§ What you are asked to do
Note each line where "Star" appears, and copy it.

-- BEGIN Input records --

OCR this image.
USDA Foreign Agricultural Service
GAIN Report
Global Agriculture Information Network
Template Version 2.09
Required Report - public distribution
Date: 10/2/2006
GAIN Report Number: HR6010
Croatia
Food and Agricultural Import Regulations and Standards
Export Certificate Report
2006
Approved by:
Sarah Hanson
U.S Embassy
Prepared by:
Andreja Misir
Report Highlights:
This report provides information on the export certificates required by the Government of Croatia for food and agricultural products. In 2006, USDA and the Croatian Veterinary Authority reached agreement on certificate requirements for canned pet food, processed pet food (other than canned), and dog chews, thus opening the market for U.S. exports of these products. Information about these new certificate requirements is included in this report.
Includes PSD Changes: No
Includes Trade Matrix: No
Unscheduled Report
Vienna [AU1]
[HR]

-- END Input records --
-- BEGIN Input records --

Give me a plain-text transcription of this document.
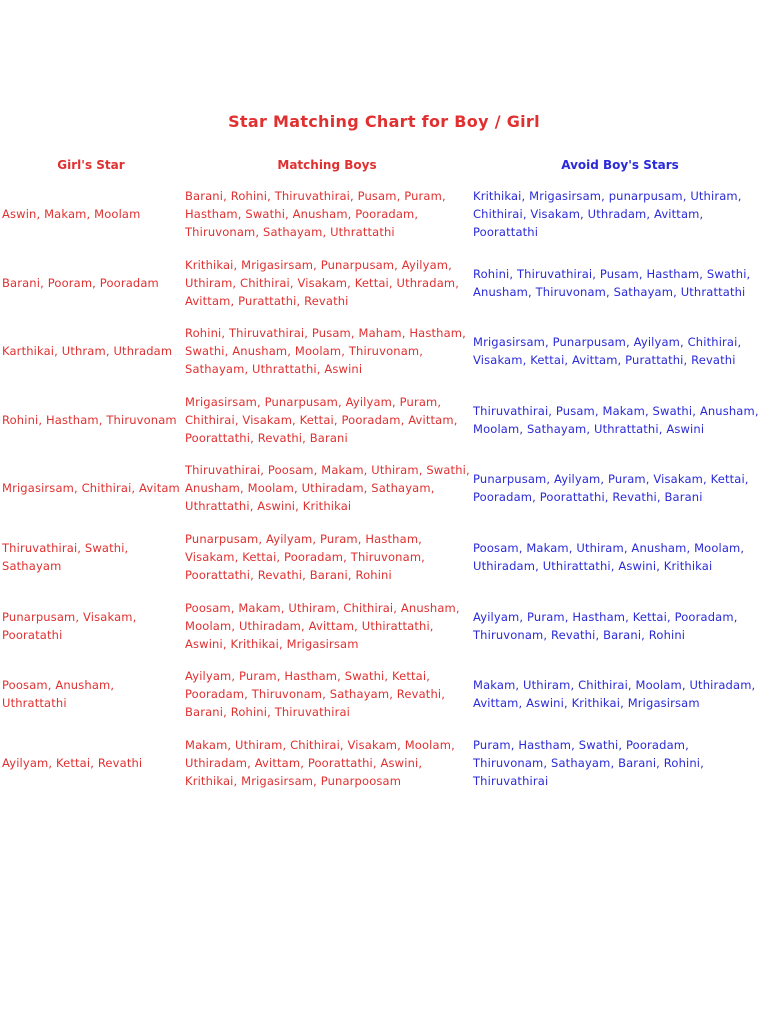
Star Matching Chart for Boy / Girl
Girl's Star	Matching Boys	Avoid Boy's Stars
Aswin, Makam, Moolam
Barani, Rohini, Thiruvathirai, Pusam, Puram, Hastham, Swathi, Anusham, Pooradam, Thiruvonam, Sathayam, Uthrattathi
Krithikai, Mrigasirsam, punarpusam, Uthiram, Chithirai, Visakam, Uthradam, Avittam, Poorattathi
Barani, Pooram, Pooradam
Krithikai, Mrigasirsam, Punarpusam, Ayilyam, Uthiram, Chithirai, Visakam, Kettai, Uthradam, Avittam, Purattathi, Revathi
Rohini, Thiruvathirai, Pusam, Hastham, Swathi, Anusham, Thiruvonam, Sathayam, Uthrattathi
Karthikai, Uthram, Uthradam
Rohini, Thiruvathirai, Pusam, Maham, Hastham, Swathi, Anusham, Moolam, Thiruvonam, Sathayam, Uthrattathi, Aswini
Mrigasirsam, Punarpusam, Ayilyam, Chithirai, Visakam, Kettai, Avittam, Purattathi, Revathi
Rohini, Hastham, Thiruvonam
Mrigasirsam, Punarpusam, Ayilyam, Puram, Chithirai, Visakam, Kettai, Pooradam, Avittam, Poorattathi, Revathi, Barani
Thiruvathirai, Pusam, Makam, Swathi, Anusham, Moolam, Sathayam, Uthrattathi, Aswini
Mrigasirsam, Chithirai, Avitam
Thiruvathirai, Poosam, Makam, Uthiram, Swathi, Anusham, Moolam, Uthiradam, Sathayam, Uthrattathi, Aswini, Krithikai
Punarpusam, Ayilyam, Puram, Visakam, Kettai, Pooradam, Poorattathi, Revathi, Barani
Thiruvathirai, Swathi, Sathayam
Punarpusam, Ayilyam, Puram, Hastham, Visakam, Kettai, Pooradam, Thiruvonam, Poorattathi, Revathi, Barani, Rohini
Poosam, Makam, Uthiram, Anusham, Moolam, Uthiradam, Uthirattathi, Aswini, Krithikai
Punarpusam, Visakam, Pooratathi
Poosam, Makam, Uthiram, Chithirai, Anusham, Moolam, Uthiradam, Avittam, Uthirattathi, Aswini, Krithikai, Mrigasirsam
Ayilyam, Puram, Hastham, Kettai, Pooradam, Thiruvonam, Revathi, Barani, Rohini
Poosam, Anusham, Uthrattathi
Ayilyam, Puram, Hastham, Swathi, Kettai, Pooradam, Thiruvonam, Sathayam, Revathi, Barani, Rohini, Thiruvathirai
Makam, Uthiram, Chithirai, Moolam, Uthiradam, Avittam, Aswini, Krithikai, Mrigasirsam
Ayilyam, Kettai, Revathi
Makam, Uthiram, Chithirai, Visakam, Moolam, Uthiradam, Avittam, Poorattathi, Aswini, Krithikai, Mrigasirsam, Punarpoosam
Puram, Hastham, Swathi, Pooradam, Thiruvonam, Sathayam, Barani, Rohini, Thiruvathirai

-- END Input records --
-- BEGIN Input records --

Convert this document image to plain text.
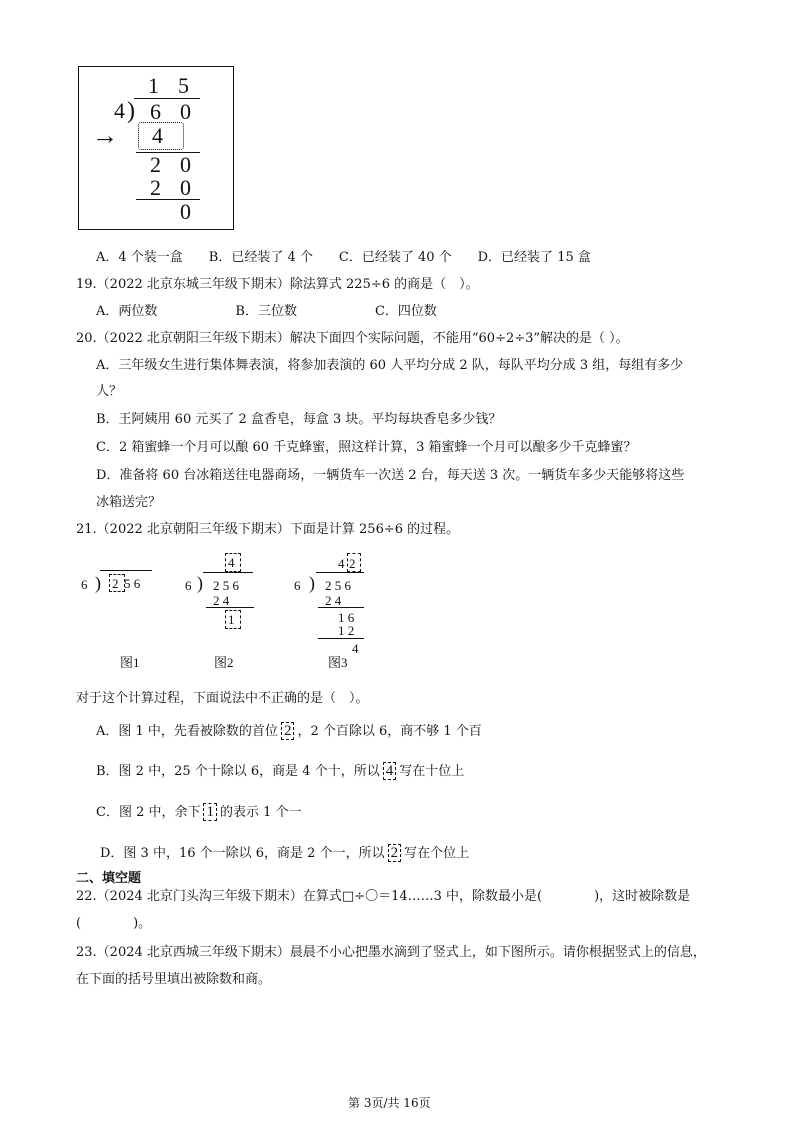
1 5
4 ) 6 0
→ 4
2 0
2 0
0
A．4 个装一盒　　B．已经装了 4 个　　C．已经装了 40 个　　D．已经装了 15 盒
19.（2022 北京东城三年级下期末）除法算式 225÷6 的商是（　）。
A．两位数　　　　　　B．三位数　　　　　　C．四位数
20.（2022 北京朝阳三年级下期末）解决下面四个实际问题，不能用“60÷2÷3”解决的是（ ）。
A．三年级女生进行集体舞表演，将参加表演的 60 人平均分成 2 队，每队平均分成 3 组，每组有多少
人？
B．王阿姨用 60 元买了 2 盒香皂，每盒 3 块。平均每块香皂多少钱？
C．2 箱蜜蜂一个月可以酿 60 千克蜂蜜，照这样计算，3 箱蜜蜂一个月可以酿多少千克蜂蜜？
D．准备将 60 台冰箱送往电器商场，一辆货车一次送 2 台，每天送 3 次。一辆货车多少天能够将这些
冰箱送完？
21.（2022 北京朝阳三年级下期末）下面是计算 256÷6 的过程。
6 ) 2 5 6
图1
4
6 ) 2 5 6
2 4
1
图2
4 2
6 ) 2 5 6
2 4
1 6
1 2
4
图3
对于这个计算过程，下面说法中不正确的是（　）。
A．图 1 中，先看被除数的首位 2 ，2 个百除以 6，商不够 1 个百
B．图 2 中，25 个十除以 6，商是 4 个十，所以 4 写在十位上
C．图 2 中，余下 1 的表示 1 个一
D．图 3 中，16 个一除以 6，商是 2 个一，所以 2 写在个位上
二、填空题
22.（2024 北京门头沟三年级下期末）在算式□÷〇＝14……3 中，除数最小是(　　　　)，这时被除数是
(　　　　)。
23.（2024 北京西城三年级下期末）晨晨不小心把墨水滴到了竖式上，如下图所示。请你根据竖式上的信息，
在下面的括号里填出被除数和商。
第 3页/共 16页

-- END Input records --

§ Exercise response
Star Matching Chart for Boy / Girl
Girl's Star	Matching Boys	Avoid Boy's Stars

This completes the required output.